Aim of the exercise.
Repeat each entry exactly and drop the pictures.

◇ ◇ ◇

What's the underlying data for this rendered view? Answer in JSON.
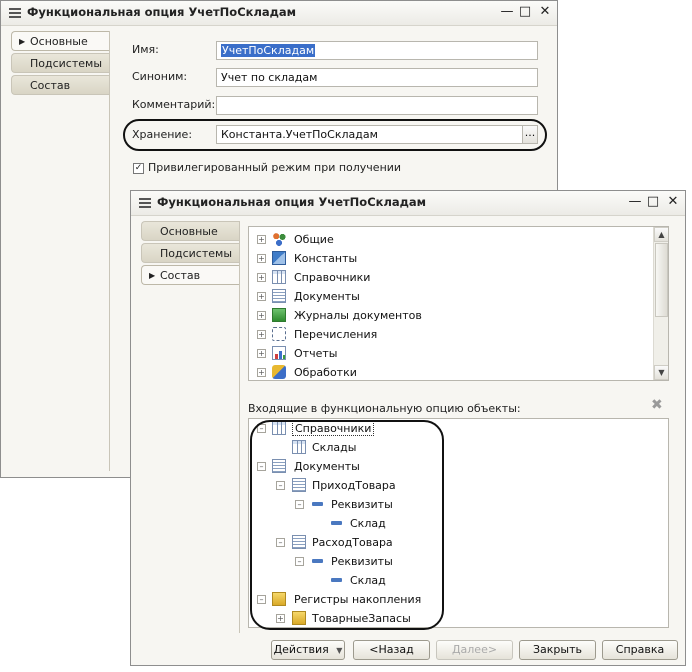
{
  "window1": {
    "title": "Функциональная опция УчетПоСкладам",
    "tabs": [
      "Основные",
      "Подсистемы",
      "Состав"
    ],
    "fields": {
      "name_label": "Имя:",
      "name_value": "УчетПоСкладам",
      "synonym_label": "Синоним:",
      "synonym_value": "Учет по складам",
      "comment_label": "Комментарий:",
      "comment_value": "",
      "storage_label": "Хранение:",
      "storage_value": "Константа.УчетПоСкладам",
      "storage_button": "..."
    },
    "privileged_checkbox": {
      "label": "Привилегированный режим при получении",
      "checked": true
    }
  },
  "window2": {
    "title": "Функциональная опция УчетПоСкладам",
    "tabs": [
      "Основные",
      "Подсистемы",
      "Состав"
    ],
    "object_tree": [
      {
        "label": "Общие",
        "icon": "general-icon"
      },
      {
        "label": "Константы",
        "icon": "constants-icon"
      },
      {
        "label": "Справочники",
        "icon": "catalog-icon"
      },
      {
        "label": "Документы",
        "icon": "document-icon"
      },
      {
        "label": "Журналы документов",
        "icon": "journal-icon"
      },
      {
        "label": "Перечисления",
        "icon": "enum-icon"
      },
      {
        "label": "Отчеты",
        "icon": "report-icon"
      },
      {
        "label": "Обработки",
        "icon": "processing-icon"
      }
    ],
    "included_label": "Входящие в функциональную опцию объекты:",
    "included_tree": [
      "Справочники",
      "Склады",
      "Документы",
      "ПриходТовара",
      "Реквизиты",
      "Склад",
      "РасходТовара",
      "Реквизиты",
      "Склад",
      "Регистры накопления",
      "ТоварныеЗапасы"
    ],
    "buttons": {
      "actions": "Действия",
      "back": "<Назад",
      "next": "Далее>",
      "close": "Закрыть",
      "help": "Справка"
    }
  }
}
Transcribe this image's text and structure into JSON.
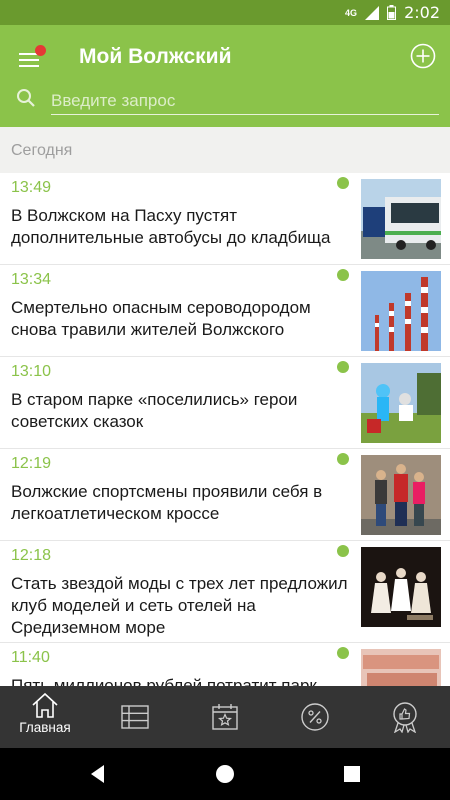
{
  "status_bar": {
    "network": "4G",
    "time": "2:02"
  },
  "app_bar": {
    "title": "Мой Волжский",
    "has_notification": true
  },
  "search": {
    "placeholder": "Введите запрос",
    "value": ""
  },
  "section": {
    "label": "Сегодня"
  },
  "news": [
    {
      "time": "13:49",
      "title": "В Волжском на Пасху пустят дополнительные автобусы до кладбища",
      "thumb": "bus"
    },
    {
      "time": "13:34",
      "title": "Смертельно опасным сероводородом снова травили жителей Волжского",
      "thumb": "chimneys"
    },
    {
      "time": "13:10",
      "title": "В старом парке «поселились» герои советских сказок",
      "thumb": "park-figures"
    },
    {
      "time": "12:19",
      "title": "Волжские спортсмены проявили себя в легкоатлетическом кроссе",
      "thumb": "athletes"
    },
    {
      "time": "12:18",
      "title": "Стать звездой моды с трех лет предложил клуб моделей и сеть отелей на Средиземном море",
      "thumb": "models"
    },
    {
      "time": "11:40",
      "title": "Пять миллионов рублей потратит парк",
      "thumb": "money"
    }
  ],
  "bottom_nav": [
    {
      "label": "Главная",
      "icon": "home-icon",
      "active": true
    },
    {
      "label": "",
      "icon": "list-icon",
      "active": false
    },
    {
      "label": "",
      "icon": "calendar-star-icon",
      "active": false
    },
    {
      "label": "",
      "icon": "percent-icon",
      "active": false
    },
    {
      "label": "",
      "icon": "award-thumb-icon",
      "active": false
    }
  ],
  "colors": {
    "accent": "#8bc34a",
    "status_bar": "#6a9a2e",
    "nav_bg": "#343434",
    "unread": "#8bc34a",
    "notification": "#e53935"
  }
}
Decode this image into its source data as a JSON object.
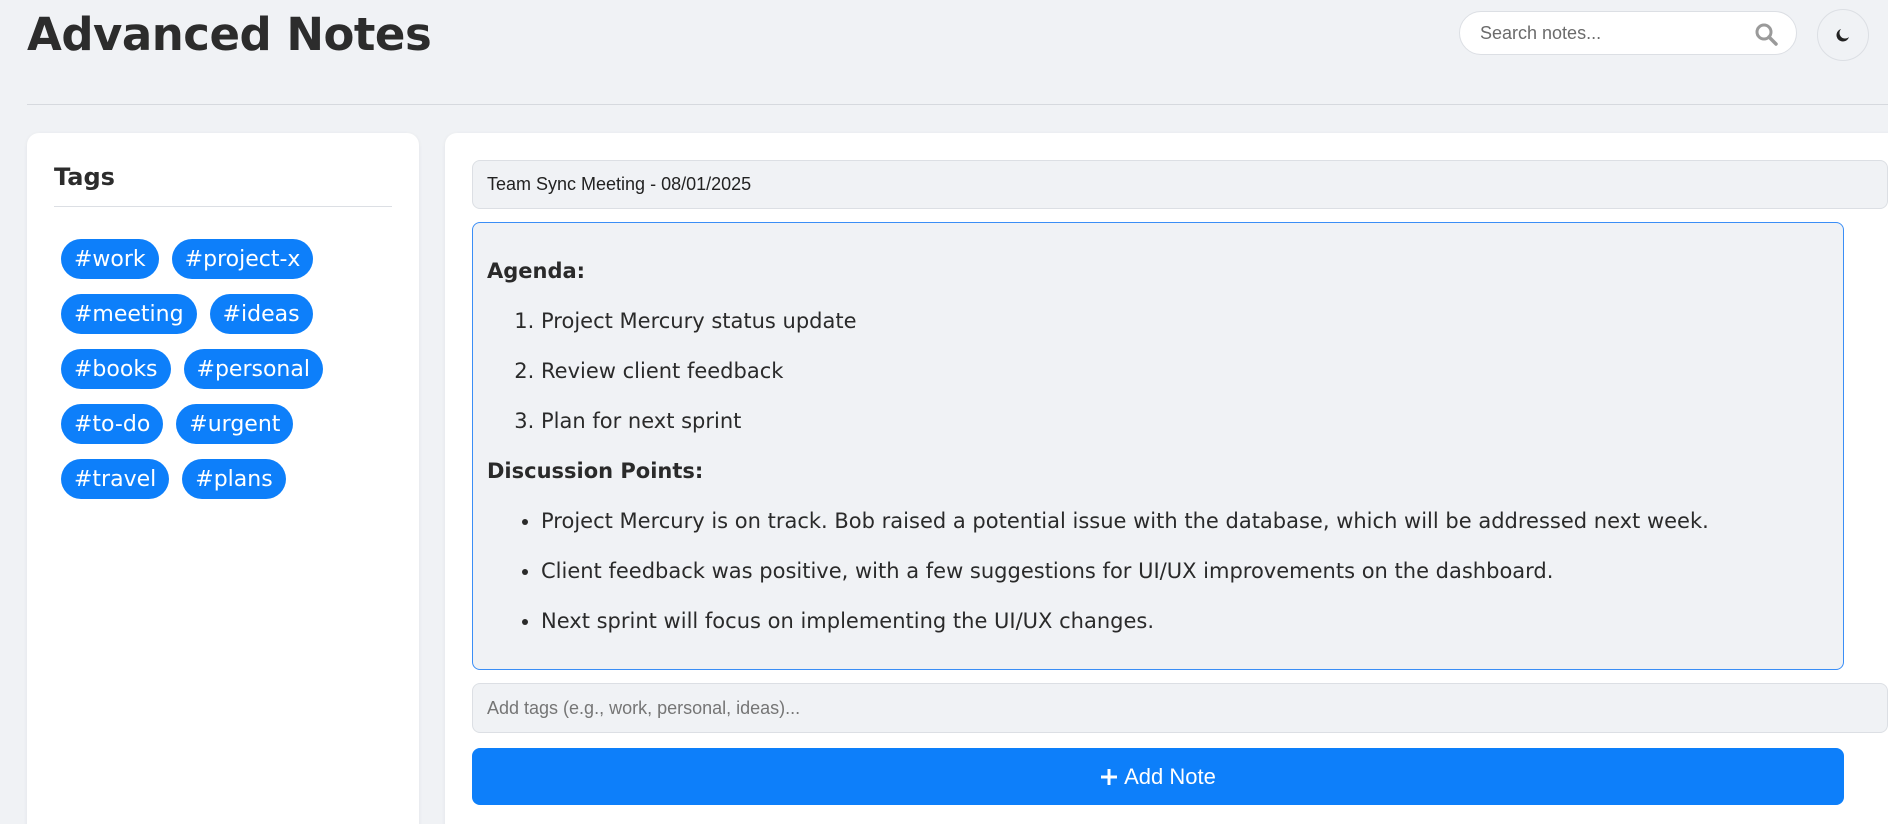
{
  "header": {
    "title": "Advanced Notes",
    "search_placeholder": "Search notes...",
    "search_icon": "search-icon",
    "theme_icon": "moon-icon"
  },
  "sidebar": {
    "heading": "Tags",
    "tags": [
      "#work",
      "#project-x",
      "#meeting",
      "#ideas",
      "#books",
      "#personal",
      "#to-do",
      "#urgent",
      "#travel",
      "#plans"
    ]
  },
  "editor": {
    "title_value": "Team Sync Meeting - 08/01/2025",
    "agenda_heading": "Agenda:",
    "agenda_items": [
      "Project Mercury status update",
      "Review client feedback",
      "Plan for next sprint"
    ],
    "discussion_heading": "Discussion Points:",
    "discussion_items": [
      "Project Mercury is on track. Bob raised a potential issue with the database, which will be addressed next week.",
      "Client feedback was positive, with a few suggestions for UI/UX improvements on the dashboard.",
      "Next sprint will focus on implementing the UI/UX changes."
    ],
    "tags_placeholder": "Add tags (e.g., work, personal, ideas)...",
    "add_button_label": "Add Note",
    "add_icon": "plus-icon"
  },
  "colors": {
    "accent": "#0d7ffa",
    "background": "#f0f2f5"
  }
}
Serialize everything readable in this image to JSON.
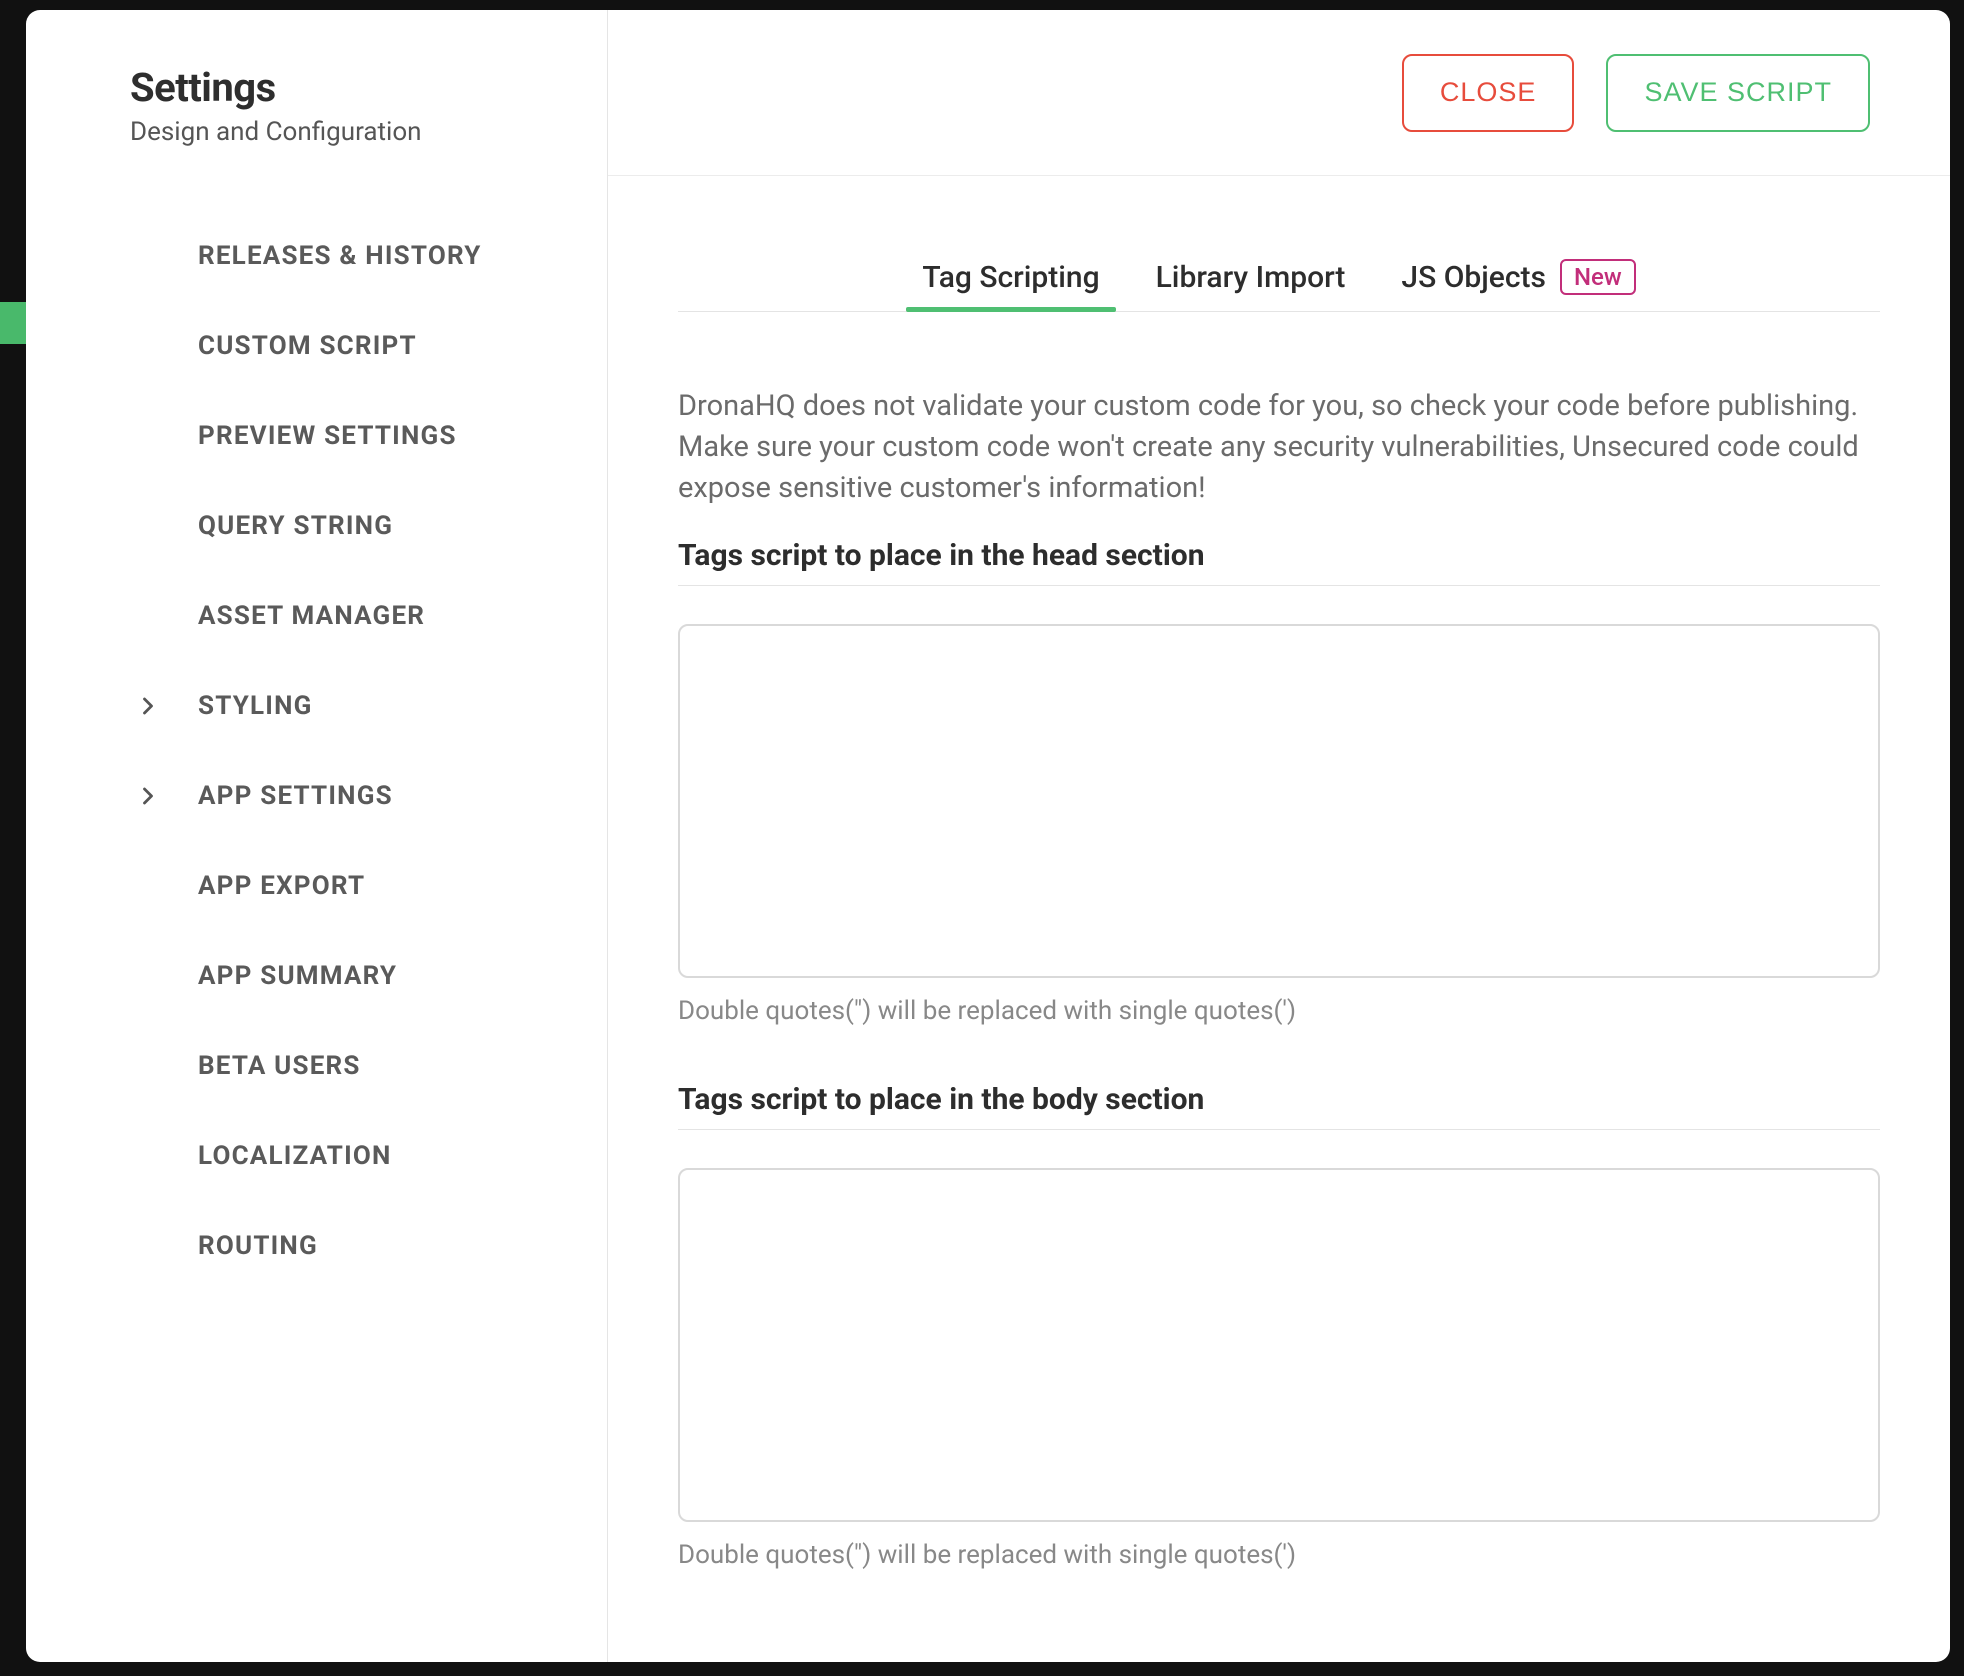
{
  "sidebar": {
    "title": "Settings",
    "subtitle": "Design and Configuration",
    "items": [
      {
        "label": "RELEASES & HISTORY",
        "expandable": false
      },
      {
        "label": "CUSTOM SCRIPT",
        "expandable": false
      },
      {
        "label": "PREVIEW SETTINGS",
        "expandable": false
      },
      {
        "label": "QUERY STRING",
        "expandable": false
      },
      {
        "label": "ASSET MANAGER",
        "expandable": false
      },
      {
        "label": "STYLING",
        "expandable": true
      },
      {
        "label": "APP SETTINGS",
        "expandable": true
      },
      {
        "label": "APP EXPORT",
        "expandable": false
      },
      {
        "label": "APP SUMMARY",
        "expandable": false
      },
      {
        "label": "BETA USERS",
        "expandable": false
      },
      {
        "label": "LOCALIZATION",
        "expandable": false
      },
      {
        "label": "ROUTING",
        "expandable": false
      }
    ]
  },
  "topbar": {
    "close_label": "CLOSE",
    "save_label": "SAVE SCRIPT"
  },
  "tabs": [
    {
      "label": "Tag Scripting",
      "active": true,
      "badge": null
    },
    {
      "label": "Library Import",
      "active": false,
      "badge": null
    },
    {
      "label": "JS Objects",
      "active": false,
      "badge": "New"
    }
  ],
  "warning_text": "DronaHQ does not validate your custom code for you, so check your code before publishing. Make sure your custom code won't create any security vulnerabilities, Unsecured code could expose sensitive customer's information!",
  "head_section": {
    "title": "Tags script to place in the head section",
    "value": "",
    "hint": "Double quotes(\") will be replaced with single quotes(')"
  },
  "body_section": {
    "title": "Tags script to place in the body section",
    "value": "",
    "hint": "Double quotes(\") will be replaced with single quotes(')"
  }
}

◇ ◇ ◇

Worked answer.
What's the underlying data for this rendered view? Answer in JSON.
{
  "window1": {
    "title": "Функциональная опция УчетПоСкладам",
    "tabs": [
      "Основные",
      "Подсистемы",
      "Состав"
    ],
    "fields": {
      "name_label": "Имя:",
      "name_value": "УчетПоСкладам",
      "synonym_label": "Синоним:",
      "synonym_value": "Учет по складам",
      "comment_label": "Комментарий:",
      "comment_value": "",
      "storage_label": "Хранение:",
      "storage_value": "Константа.УчетПоСкладам",
      "storage_button": "..."
    },
    "privileged_checkbox": {
      "label": "Привилегированный режим при получении",
      "checked": true
    }
  },
  "window2": {
    "title": "Функциональная опция УчетПоСкладам",
    "tabs": [
      "Основные",
      "Подсистемы",
      "Состав"
    ],
    "object_tree": [
      {
        "label": "Общие",
        "icon": "general-icon"
      },
      {
        "label": "Константы",
        "icon": "constants-icon"
      },
      {
        "label": "Справочники",
        "icon": "catalog-icon"
      },
      {
        "label": "Документы",
        "icon": "document-icon"
      },
      {
        "label": "Журналы документов",
        "icon": "journal-icon"
      },
      {
        "label": "Перечисления",
        "icon": "enum-icon"
      },
      {
        "label": "Отчеты",
        "icon": "report-icon"
      },
      {
        "label": "Обработки",
        "icon": "processing-icon"
      }
    ],
    "included_label": "Входящие в функциональную опцию объекты:",
    "included_tree": [
      "Справочники",
      "Склады",
      "Документы",
      "ПриходТовара",
      "Реквизиты",
      "Склад",
      "РасходТовара",
      "Реквизиты",
      "Склад",
      "Регистры накопления",
      "ТоварныеЗапасы"
    ],
    "buttons": {
      "actions": "Действия",
      "back": "<Назад",
      "next": "Далее>",
      "close": "Закрыть",
      "help": "Справка"
    }
  }
}
Transcribe this image's text and structure into JSON.
{
  "status_bar": {
    "network": "4G",
    "time": "2:02"
  },
  "app_bar": {
    "title": "Мой Волжский",
    "has_notification": true
  },
  "search": {
    "placeholder": "Введите запрос",
    "value": ""
  },
  "section": {
    "label": "Сегодня"
  },
  "news": [
    {
      "time": "13:49",
      "title": "В Волжском на Пасху пустят дополнительные автобусы до кладбища",
      "thumb": "bus"
    },
    {
      "time": "13:34",
      "title": "Смертельно опасным сероводородом снова травили жителей Волжского",
      "thumb": "chimneys"
    },
    {
      "time": "13:10",
      "title": "В старом парке «поселились» герои советских сказок",
      "thumb": "park-figures"
    },
    {
      "time": "12:19",
      "title": "Волжские спортсмены проявили себя в легкоатлетическом кроссе",
      "thumb": "athletes"
    },
    {
      "time": "12:18",
      "title": "Стать звездой моды с трех лет предложил клуб моделей и сеть отелей на Средиземном море",
      "thumb": "models"
    },
    {
      "time": "11:40",
      "title": "Пять миллионов рублей потратит парк",
      "thumb": "money"
    }
  ],
  "bottom_nav": [
    {
      "label": "Главная",
      "icon": "home-icon",
      "active": true
    },
    {
      "label": "",
      "icon": "list-icon",
      "active": false
    },
    {
      "label": "",
      "icon": "calendar-star-icon",
      "active": false
    },
    {
      "label": "",
      "icon": "percent-icon",
      "active": false
    },
    {
      "label": "",
      "icon": "award-thumb-icon",
      "active": false
    }
  ],
  "colors": {
    "accent": "#8bc34a",
    "status_bar": "#6a9a2e",
    "nav_bg": "#343434",
    "unread": "#8bc34a",
    "notification": "#e53935"
  }
}
Decode this image into its source data as a JSON object.
{
  "header": {
    "title": "Advanced Notes",
    "search_placeholder": "Search notes...",
    "search_icon": "search-icon",
    "theme_icon": "moon-icon"
  },
  "sidebar": {
    "heading": "Tags",
    "tags": [
      "#work",
      "#project-x",
      "#meeting",
      "#ideas",
      "#books",
      "#personal",
      "#to-do",
      "#urgent",
      "#travel",
      "#plans"
    ]
  },
  "editor": {
    "title_value": "Team Sync Meeting - 08/01/2025",
    "agenda_heading": "Agenda:",
    "agenda_items": [
      "Project Mercury status update",
      "Review client feedback",
      "Plan for next sprint"
    ],
    "discussion_heading": "Discussion Points:",
    "discussion_items": [
      "Project Mercury is on track. Bob raised a potential issue with the database, which will be addressed next week.",
      "Client feedback was positive, with a few suggestions for UI/UX improvements on the dashboard.",
      "Next sprint will focus on implementing the UI/UX changes."
    ],
    "tags_placeholder": "Add tags (e.g., work, personal, ideas)...",
    "add_button_label": "Add Note",
    "add_icon": "plus-icon"
  },
  "colors": {
    "accent": "#0d7ffa",
    "background": "#f0f2f5"
  }
}
Serialize everything readable in this image to JSON.
{
  "sidebar": {
    "title": "Settings",
    "subtitle": "Design and Configuration",
    "items": [
      {
        "label": "RELEASES & HISTORY",
        "expandable": false
      },
      {
        "label": "CUSTOM SCRIPT",
        "expandable": false
      },
      {
        "label": "PREVIEW SETTINGS",
        "expandable": false
      },
      {
        "label": "QUERY STRING",
        "expandable": false
      },
      {
        "label": "ASSET MANAGER",
        "expandable": false
      },
      {
        "label": "STYLING",
        "expandable": true
      },
      {
        "label": "APP SETTINGS",
        "expandable": true
      },
      {
        "label": "APP EXPORT",
        "expandable": false
      },
      {
        "label": "APP SUMMARY",
        "expandable": false
      },
      {
        "label": "BETA USERS",
        "expandable": false
      },
      {
        "label": "LOCALIZATION",
        "expandable": false
      },
      {
        "label": "ROUTING",
        "expandable": false
      }
    ]
  },
  "topbar": {
    "close_label": "CLOSE",
    "save_label": "SAVE SCRIPT"
  },
  "tabs": [
    {
      "label": "Tag Scripting",
      "active": true,
      "badge": null
    },
    {
      "label": "Library Import",
      "active": false,
      "badge": null
    },
    {
      "label": "JS Objects",
      "active": false,
      "badge": "New"
    }
  ],
  "warning_text": "DronaHQ does not validate your custom code for you, so check your code before publishing. Make sure your custom code won't create any security vulnerabilities, Unsecured code could expose sensitive customer's information!",
  "head_section": {
    "title": "Tags script to place in the head section",
    "value": "",
    "hint": "Double quotes(\") will be replaced with single quotes(')"
  },
  "body_section": {
    "title": "Tags script to place in the body section",
    "value": "",
    "hint": "Double quotes(\") will be replaced with single quotes(')"
  }
}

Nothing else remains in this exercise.